#### Exercise description:
Assemble all lines in which the string "Pláka" appears.

#### Available data:
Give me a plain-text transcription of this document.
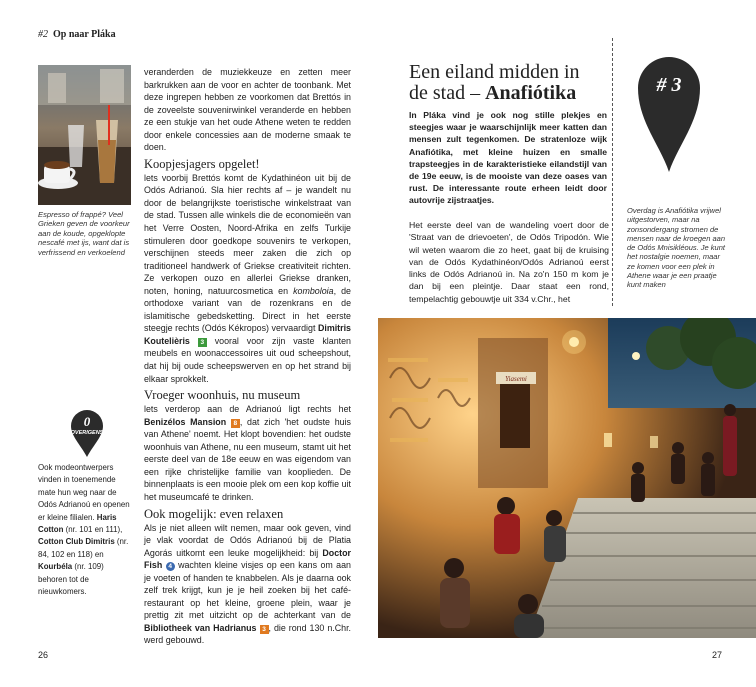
#2 Op naar Pláka
Espresso of frappé? Veel Grieken geven de voorkeur aan de koude, opgeklopte nescafé met ijs, want dat is verfrissend en verkoelend
0
OVERIGENS
Ook modeontwerpers vinden in toenemende mate hun weg naar de Odós Adrianoú en openen er kleine filialen. Haris Cotton (nr. 101 en 111), Cotton Club Dimitris (nr. 84, 102 en 118) en Kourbéla (nr. 109) behoren tot de nieuwkomers.

veranderden de muziekkeuze en zetten meer barkrukken aan de voor en achter de toonbank. Met deze ingrepen hebben ze voorkomen dat Brettós in de zoveelste souvenirwinkel veranderde en hebben ze een stukje van het oude Athene weten te redden door enkele concessies aan de moderne smaak te doen.

Koopjesjagers opgelet!

lets voorbij Brettós komt de Kydathinéon uit bij de Odós Adrianoú. Sla hier rechts af – je wandelt nu door de belangrijkste toeristische winkelstraat van de stad. Tussen alle winkels die de economieën van het Verre Oosten, Noord-Afrika en zelfs Turkije stimuleren door goedkope souvenirs te verkopen, verschijnen steeds meer zaken die zich op traditioneel handwerk of Griekse creativiteit richten. Ze verkopen ouzo en allerlei Griekse dranken, noten, honing, natuurcosmetica en komboloia, de orthodoxe variant van de rozenkrans en de islamitische gebedsketting. Direct in het eerste steegje rechts (Odós Kékropos) vervaardigt Dimitris Koutelièris 3 vooral voor zijn vaste klanten meubels en woonaccessoires uit oud scheepshout, dat hij bij oude scheepswerven en op het strand bij elkaar sprokkelt.

Vroeger woonhuis, nu museum

lets verderop aan de Adrianoú ligt rechts het Benizélos Mansion 8 , dat zich 'het oudste huis van Athene' noemt. Het klopt bovendien: het oudste woonhuis van Athene, nu een museum, stamt uit het eerste deel van de 18e eeuw en was eigendom van een rijke christelijke familie van kooplieden. De binnenplaats is een mooie plek om een kop koffie uit het museumcafé te drinken.

Ook mogelijk: even relaxen

Als je niet alleen wilt nemen, maar ook geven, vind je vlak voordat de Odós Adrianoú bij de Platia Agorás uitkomt een leuke mogelijkheid: bij Doctor Fish 4 wachten kleine visjes op een kans om aan je voeten of handen te knabbelen. Als je daarna ook zelf trek krijgt, kun je je heil zoeken bij het café-restaurant op het kleine, groene plein, waar je prettig zit met uitzicht op de achterkant van de Bibliotheek van Hadrianus 3 , die rond 130 n.Chr. werd gebouwd.

26
Een eiland midden in
de stad – Anafiótika
In Pláka vind je ook nog stille plekjes en steegjes waar je waarschijnlijk meer katten dan mensen zult tegenkomen. De stratenloze wijk Anafiótika, met kleine huizen en smalle trapsteegjes in de karakteristieke eilandstijl van de 19e eeuw, is de mooiste van deze oases van rust. De interessante route erheen leidt door autovrije zijstraatjes.

Het eerste deel van de wandeling voert door de 'Straat van de drievoeten', de Odós Tripodón. Wie wil weten waarom die zo heet, gaat bij de kruising van de Odós Kydathinéon/Odós Adrianoú eerst links de Odós Adrianoú in. Na zo'n 150 m kom je dan bij een pleintje. Daar staat een rond, tempelachtig gebouwtje uit 334 v.Chr., het

# 3
Overdag is Anafiótika vrijwel uitgestorven, maar na zonsondergang stromen de mensen naar de kroegen aan de Odós Mnisikléous. Je kunt het nostalgie noemen, maar ze komen voor een plek in Athene waar je een praatje kunt maken
Yiasemi
27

#### Expected answer:
#2 Op naar Pláka
In Pláka vind je ook nog stille plekjes en steegjes waar je waarschijnlijk meer katten dan mensen zult tegenkomen. De stratenloze wijk Anafiótika, met kleine huizen en smalle trapsteegjes in de karakteristieke eilandstijl van de 19e eeuw, is de mooiste van deze oases van rust. De interessante route erheen leidt door autovrije zijstraatjes.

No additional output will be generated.